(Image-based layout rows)
begin

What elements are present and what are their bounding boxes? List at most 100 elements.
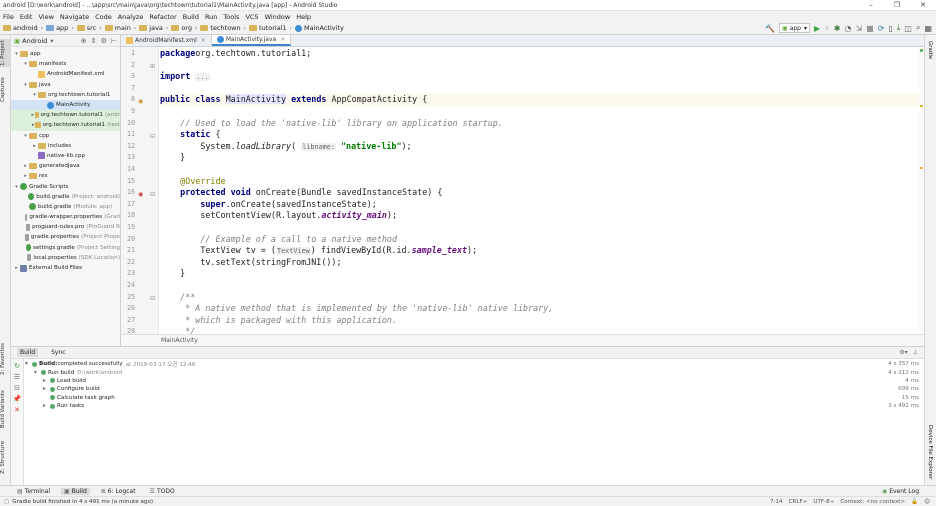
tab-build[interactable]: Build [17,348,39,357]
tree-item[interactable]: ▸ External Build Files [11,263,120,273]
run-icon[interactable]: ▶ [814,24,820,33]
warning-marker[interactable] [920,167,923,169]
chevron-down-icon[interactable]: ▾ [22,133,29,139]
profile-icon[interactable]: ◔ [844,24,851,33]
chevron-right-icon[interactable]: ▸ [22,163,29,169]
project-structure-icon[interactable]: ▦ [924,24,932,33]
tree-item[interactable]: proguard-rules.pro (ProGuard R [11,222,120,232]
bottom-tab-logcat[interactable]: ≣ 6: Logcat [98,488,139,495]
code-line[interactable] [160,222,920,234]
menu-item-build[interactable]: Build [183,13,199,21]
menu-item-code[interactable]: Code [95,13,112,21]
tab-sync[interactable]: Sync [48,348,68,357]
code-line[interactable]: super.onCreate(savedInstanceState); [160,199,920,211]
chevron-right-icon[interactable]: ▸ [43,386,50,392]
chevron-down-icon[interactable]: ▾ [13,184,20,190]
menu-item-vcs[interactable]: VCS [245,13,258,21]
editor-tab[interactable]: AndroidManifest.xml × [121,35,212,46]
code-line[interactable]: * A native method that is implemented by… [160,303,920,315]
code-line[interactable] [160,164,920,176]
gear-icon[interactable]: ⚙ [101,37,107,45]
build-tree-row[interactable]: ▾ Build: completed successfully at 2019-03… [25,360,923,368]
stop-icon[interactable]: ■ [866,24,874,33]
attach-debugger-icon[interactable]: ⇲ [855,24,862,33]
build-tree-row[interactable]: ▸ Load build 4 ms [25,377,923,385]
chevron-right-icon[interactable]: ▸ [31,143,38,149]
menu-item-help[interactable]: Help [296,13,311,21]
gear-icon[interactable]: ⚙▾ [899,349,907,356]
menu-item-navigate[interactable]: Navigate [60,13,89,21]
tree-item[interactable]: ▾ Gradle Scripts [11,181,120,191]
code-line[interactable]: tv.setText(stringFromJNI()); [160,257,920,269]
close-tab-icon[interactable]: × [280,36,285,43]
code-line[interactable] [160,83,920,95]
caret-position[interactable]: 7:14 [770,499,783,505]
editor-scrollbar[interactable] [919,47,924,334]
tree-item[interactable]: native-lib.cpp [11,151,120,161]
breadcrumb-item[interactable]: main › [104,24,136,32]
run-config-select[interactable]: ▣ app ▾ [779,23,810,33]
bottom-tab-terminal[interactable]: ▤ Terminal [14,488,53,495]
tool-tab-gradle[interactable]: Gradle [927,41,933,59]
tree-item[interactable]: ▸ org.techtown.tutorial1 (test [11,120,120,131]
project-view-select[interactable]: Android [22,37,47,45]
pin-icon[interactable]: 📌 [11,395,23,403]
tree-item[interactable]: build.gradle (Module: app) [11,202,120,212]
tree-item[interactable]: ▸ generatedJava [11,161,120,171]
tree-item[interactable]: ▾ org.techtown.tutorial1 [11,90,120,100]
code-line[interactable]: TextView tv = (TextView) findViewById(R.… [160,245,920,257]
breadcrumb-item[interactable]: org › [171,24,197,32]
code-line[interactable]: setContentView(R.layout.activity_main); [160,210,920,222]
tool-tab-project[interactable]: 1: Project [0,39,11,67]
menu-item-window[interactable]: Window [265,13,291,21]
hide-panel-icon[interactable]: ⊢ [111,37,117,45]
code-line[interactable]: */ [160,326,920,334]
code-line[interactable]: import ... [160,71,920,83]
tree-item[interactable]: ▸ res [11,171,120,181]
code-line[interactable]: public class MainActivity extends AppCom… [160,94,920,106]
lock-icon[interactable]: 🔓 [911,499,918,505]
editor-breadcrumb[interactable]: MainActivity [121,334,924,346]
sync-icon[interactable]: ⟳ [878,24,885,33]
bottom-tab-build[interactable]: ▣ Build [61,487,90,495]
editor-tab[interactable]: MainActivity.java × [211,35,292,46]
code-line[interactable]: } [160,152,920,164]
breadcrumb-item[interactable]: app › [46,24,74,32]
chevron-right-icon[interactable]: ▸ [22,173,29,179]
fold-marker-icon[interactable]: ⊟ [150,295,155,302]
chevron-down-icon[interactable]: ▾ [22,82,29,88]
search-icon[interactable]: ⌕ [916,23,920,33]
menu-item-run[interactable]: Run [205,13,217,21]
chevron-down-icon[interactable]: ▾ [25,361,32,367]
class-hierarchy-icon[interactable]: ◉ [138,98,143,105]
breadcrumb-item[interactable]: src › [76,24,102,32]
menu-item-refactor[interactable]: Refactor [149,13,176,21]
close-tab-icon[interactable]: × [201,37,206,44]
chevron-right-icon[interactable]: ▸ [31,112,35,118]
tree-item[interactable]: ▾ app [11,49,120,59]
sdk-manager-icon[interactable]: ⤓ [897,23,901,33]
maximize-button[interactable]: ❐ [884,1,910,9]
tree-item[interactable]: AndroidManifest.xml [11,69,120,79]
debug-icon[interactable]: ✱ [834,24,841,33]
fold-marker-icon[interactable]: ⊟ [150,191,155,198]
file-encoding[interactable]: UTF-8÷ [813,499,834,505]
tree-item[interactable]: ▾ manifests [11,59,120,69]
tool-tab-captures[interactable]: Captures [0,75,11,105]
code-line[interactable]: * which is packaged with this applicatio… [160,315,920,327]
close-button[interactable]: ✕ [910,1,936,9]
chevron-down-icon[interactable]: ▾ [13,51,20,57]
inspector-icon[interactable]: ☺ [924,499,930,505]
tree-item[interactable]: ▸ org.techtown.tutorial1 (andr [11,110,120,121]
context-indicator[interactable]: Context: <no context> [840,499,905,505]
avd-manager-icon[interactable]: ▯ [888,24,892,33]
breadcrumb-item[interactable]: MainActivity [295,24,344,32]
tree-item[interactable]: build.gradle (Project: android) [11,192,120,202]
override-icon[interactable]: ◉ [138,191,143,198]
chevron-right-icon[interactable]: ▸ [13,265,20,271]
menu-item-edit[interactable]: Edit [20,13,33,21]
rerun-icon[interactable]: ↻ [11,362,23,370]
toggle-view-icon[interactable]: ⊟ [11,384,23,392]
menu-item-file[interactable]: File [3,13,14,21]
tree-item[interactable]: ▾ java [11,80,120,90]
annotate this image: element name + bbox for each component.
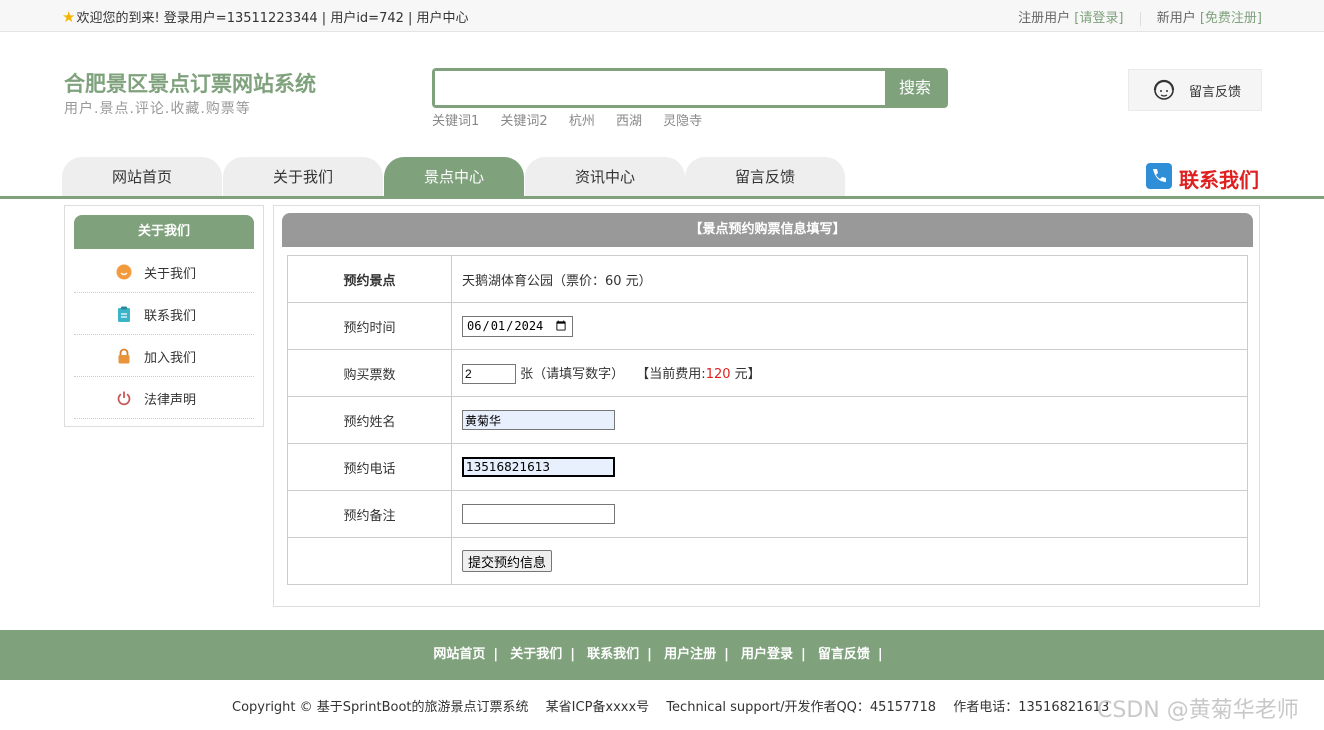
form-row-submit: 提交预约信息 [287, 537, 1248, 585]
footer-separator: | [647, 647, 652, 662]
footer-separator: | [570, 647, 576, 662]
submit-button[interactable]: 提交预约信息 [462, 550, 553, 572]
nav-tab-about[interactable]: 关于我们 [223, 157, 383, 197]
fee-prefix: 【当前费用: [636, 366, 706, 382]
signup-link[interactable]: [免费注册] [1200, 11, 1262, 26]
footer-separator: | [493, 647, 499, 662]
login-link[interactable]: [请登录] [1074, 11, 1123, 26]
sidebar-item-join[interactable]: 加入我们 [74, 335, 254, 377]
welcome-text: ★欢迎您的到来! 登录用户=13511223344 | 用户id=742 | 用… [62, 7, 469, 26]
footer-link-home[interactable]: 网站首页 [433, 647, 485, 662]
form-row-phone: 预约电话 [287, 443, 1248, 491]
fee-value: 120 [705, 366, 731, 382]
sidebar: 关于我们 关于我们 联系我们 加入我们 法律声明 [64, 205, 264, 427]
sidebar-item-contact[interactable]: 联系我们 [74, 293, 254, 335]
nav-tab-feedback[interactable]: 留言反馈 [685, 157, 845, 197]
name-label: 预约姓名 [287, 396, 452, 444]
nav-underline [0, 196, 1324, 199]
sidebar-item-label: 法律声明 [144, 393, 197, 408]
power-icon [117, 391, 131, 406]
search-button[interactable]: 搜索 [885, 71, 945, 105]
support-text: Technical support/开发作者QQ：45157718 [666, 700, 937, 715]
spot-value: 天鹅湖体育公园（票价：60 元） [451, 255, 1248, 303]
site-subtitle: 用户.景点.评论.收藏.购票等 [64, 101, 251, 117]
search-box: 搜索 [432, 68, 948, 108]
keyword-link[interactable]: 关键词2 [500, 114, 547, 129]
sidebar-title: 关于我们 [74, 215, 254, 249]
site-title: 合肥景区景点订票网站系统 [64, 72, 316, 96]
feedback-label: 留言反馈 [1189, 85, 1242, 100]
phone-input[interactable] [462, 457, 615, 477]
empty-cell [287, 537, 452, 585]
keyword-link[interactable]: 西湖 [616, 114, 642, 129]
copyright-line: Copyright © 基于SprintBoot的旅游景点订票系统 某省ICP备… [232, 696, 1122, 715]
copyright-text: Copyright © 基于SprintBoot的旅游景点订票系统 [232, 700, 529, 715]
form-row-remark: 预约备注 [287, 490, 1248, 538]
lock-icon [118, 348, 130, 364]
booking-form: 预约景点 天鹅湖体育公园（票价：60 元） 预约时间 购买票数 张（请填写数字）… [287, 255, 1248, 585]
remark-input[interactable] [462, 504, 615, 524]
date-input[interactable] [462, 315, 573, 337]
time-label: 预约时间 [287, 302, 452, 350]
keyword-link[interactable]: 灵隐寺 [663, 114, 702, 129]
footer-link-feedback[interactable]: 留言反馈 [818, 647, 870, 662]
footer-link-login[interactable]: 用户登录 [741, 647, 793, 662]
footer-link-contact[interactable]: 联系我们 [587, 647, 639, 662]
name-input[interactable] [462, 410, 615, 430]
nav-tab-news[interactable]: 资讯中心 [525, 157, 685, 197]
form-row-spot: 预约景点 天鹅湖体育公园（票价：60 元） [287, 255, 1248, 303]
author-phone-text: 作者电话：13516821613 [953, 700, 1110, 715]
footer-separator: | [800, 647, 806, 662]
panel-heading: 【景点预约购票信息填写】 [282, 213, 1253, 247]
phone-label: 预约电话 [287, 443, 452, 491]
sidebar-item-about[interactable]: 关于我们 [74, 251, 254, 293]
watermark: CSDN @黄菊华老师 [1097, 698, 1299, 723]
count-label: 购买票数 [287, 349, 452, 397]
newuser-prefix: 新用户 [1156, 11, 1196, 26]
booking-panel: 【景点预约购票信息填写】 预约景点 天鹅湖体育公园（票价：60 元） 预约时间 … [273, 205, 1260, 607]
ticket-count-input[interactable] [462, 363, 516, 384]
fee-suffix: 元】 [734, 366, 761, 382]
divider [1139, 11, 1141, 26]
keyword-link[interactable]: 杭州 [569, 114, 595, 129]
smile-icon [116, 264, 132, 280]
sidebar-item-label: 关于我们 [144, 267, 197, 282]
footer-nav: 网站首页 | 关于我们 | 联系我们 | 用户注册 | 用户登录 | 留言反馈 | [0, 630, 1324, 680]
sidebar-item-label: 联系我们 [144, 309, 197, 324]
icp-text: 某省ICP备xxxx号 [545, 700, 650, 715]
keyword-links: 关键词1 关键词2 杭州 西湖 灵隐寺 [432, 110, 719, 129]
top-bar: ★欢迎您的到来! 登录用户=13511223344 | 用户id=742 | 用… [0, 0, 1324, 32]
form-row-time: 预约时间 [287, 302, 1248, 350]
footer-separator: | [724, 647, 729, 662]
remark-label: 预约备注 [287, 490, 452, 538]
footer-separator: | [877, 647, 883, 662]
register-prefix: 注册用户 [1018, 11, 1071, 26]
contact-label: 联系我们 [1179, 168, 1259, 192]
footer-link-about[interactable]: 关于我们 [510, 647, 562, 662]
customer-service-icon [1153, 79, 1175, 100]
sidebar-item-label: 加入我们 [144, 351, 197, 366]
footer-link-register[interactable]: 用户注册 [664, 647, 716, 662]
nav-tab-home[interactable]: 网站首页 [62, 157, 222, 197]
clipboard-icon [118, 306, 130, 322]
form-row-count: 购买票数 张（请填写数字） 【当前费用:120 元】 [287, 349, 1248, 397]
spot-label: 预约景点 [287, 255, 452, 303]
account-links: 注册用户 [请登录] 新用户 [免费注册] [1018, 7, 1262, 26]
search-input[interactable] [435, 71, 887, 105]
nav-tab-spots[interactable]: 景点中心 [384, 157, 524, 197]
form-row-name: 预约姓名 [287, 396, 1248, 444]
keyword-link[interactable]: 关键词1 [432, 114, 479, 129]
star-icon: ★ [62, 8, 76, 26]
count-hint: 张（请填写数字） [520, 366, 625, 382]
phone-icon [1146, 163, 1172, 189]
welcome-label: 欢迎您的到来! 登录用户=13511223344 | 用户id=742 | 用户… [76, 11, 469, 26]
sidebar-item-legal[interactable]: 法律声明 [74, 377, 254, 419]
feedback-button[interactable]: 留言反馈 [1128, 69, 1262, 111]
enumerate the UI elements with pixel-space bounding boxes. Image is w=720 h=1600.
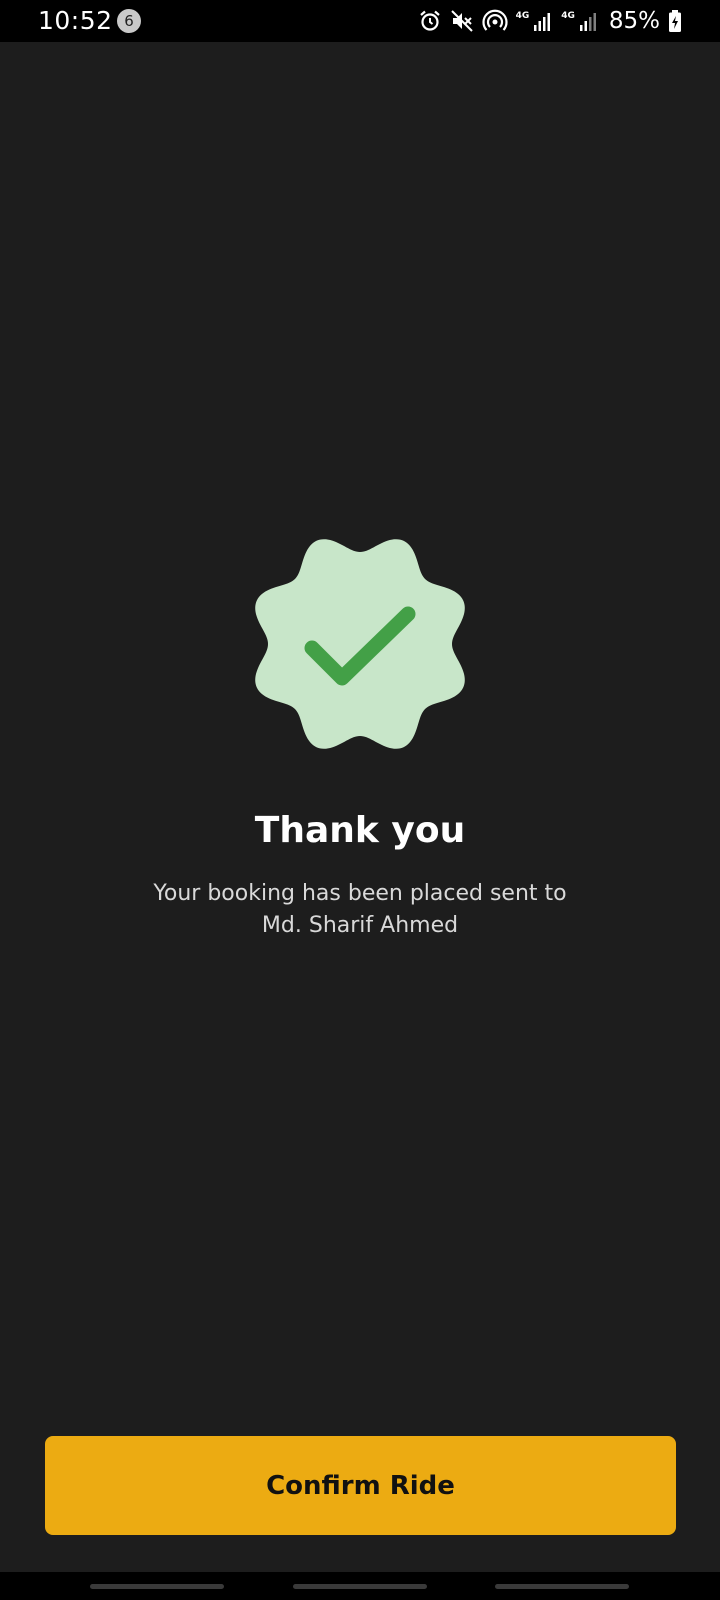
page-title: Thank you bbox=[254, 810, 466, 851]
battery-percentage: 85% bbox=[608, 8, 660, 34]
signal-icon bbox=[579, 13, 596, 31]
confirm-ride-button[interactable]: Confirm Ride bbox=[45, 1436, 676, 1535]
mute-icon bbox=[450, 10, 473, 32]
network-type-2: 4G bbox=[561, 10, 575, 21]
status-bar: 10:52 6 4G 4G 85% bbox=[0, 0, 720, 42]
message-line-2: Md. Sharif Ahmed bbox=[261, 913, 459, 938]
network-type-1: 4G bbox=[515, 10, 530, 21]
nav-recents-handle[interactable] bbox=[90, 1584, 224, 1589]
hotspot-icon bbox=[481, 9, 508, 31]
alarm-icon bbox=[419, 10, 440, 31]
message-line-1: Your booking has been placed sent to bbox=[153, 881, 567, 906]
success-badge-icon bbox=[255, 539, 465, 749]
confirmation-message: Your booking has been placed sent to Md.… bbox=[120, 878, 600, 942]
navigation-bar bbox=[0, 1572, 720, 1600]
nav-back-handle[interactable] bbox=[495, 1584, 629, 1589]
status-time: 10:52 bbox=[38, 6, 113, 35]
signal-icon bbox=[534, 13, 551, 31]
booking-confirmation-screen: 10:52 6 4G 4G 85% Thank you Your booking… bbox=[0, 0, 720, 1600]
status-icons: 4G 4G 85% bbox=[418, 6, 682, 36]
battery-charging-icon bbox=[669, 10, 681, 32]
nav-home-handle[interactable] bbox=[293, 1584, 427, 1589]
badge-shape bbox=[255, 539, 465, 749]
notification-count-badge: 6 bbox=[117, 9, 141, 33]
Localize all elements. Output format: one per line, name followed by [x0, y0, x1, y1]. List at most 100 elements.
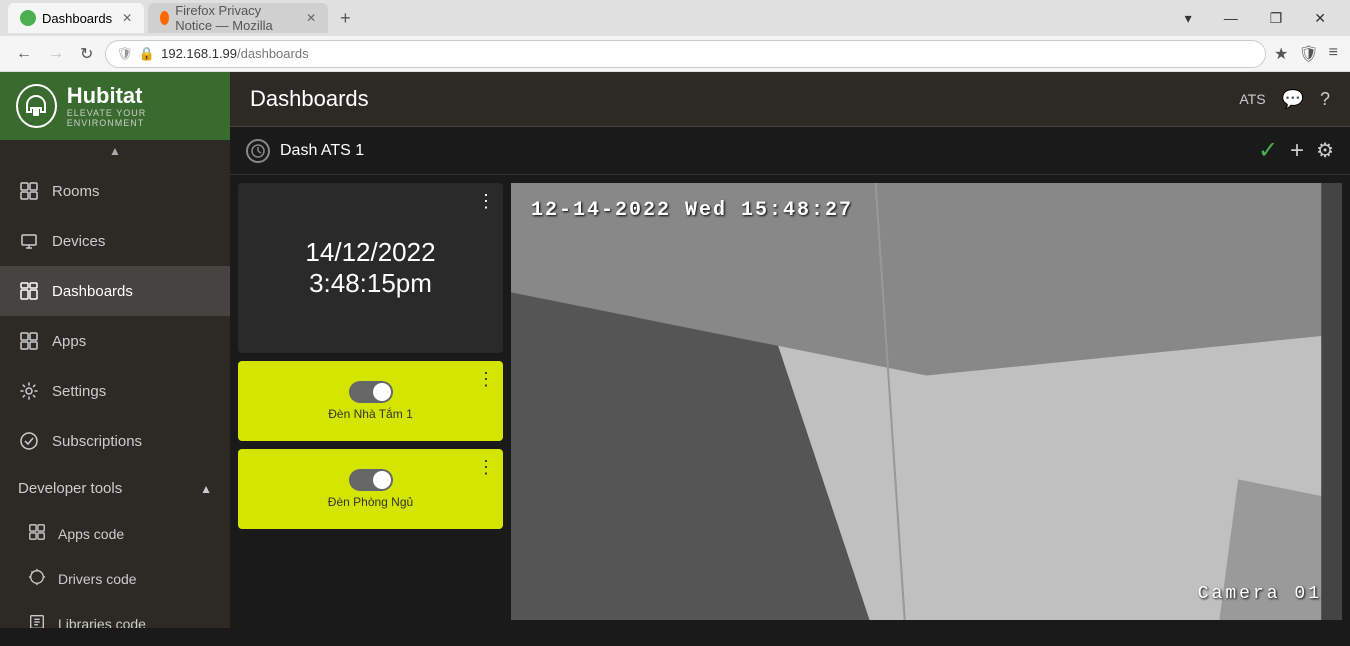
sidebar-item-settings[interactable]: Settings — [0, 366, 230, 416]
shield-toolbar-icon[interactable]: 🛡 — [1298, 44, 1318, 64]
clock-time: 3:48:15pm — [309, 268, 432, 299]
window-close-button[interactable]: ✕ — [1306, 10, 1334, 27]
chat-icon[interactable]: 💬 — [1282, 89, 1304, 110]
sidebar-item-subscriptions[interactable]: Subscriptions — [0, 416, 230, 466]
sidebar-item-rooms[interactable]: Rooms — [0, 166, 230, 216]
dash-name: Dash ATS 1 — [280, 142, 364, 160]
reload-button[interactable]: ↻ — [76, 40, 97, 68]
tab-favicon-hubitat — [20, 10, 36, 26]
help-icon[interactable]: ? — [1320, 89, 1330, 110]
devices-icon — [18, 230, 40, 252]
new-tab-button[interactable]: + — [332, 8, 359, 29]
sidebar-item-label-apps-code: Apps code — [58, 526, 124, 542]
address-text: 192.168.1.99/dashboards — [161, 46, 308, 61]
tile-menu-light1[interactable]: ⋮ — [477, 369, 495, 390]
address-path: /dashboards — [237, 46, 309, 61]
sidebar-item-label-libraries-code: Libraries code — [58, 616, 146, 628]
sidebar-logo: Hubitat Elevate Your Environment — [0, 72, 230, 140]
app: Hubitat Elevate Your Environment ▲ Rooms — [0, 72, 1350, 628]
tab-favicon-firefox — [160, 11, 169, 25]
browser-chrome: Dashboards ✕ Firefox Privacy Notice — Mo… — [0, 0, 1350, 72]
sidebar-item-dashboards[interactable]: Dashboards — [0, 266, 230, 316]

end

Stated problem -
Reproduce the rows verbatim, starting at the line containing "page-title: Thank you" and ending at the line containing "status-icons: 4G 4G", with both of those lines included.

Worked solution -
page-title: Thank you bbox=[254, 810, 466, 851]
battery-percentage: 85% bbox=[608, 8, 660, 34]
signal-icon bbox=[579, 13, 596, 31]
confirm-ride-button[interactable]: Confirm Ride bbox=[45, 1436, 676, 1535]
mute-icon bbox=[450, 10, 473, 32]
network-type-2: 4G bbox=[561, 10, 575, 21]
status-bar: 10:52 6 4G 4G 85% bbox=[0, 0, 720, 42]
message-line-2: Md. Sharif Ahmed bbox=[261, 913, 459, 938]
network-type-1: 4G bbox=[515, 10, 530, 21]
nav-recents-handle[interactable] bbox=[90, 1584, 224, 1589]
hotspot-icon bbox=[481, 9, 508, 31]
alarm-icon bbox=[419, 10, 440, 31]
message-line-1: Your booking has been placed sent to bbox=[153, 881, 567, 906]
success-badge-icon bbox=[255, 539, 465, 749]
confirmation-message: Your booking has been placed sent to Md.… bbox=[120, 878, 600, 942]
navigation-bar bbox=[0, 1572, 720, 1600]
nav-back-handle[interactable] bbox=[495, 1584, 629, 1589]
status-time: 10:52 bbox=[38, 6, 113, 35]
signal-icon bbox=[534, 13, 551, 31]
booking-confirmation-screen: 10:52 6 4G 4G 85% Thank you Your booking… bbox=[0, 0, 720, 1600]
status-icons: 4G 4G 85% bbox=[418, 6, 682, 36]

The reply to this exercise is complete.